● **WHAT THIS TASK INVOLVES**
In how many lines of the data does the word "subtitle" appear? Give the number by itself.

● **RECORD SET**
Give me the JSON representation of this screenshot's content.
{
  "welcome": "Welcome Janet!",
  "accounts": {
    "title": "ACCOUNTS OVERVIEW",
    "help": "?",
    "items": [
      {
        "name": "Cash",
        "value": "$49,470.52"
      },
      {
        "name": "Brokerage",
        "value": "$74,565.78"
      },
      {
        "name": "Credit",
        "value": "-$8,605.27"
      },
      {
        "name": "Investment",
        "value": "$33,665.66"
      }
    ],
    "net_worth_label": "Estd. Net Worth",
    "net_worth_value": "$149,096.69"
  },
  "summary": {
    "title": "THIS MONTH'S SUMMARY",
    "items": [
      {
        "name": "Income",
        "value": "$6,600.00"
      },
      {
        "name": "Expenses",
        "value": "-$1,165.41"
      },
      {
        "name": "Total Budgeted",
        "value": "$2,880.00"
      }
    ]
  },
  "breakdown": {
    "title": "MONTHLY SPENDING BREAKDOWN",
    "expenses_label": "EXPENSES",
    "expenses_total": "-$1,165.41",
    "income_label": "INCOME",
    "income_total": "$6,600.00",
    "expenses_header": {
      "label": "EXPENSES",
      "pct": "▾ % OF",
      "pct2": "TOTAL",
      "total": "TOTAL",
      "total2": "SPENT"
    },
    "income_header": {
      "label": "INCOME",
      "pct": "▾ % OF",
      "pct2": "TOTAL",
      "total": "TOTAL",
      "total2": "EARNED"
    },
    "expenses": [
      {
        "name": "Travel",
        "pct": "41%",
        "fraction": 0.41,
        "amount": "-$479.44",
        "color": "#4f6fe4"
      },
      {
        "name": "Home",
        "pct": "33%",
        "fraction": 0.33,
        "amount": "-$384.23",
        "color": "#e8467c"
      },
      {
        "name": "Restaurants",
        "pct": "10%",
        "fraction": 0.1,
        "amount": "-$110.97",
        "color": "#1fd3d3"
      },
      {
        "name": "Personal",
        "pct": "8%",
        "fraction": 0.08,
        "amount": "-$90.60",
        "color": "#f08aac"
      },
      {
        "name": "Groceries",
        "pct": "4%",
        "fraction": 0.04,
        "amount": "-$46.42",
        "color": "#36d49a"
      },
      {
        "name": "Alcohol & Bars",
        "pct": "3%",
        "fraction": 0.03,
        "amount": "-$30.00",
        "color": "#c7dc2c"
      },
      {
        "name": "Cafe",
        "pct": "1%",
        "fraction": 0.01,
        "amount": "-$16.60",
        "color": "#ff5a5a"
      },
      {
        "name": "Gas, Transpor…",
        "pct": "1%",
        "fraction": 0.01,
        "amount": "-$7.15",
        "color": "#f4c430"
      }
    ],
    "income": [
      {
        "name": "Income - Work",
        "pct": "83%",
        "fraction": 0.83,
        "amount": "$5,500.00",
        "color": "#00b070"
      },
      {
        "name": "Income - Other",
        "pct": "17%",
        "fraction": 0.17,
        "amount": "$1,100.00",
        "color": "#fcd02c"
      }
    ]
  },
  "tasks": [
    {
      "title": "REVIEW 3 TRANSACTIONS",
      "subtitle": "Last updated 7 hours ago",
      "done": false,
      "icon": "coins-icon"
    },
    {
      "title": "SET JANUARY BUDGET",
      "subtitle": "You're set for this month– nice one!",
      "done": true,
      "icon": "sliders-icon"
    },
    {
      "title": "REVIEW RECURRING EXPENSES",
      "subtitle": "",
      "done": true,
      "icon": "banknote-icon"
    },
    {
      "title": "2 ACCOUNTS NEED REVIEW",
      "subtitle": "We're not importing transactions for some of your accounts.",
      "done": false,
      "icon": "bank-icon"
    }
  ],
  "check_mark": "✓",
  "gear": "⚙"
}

● **COMPLETE RESPONSE**
4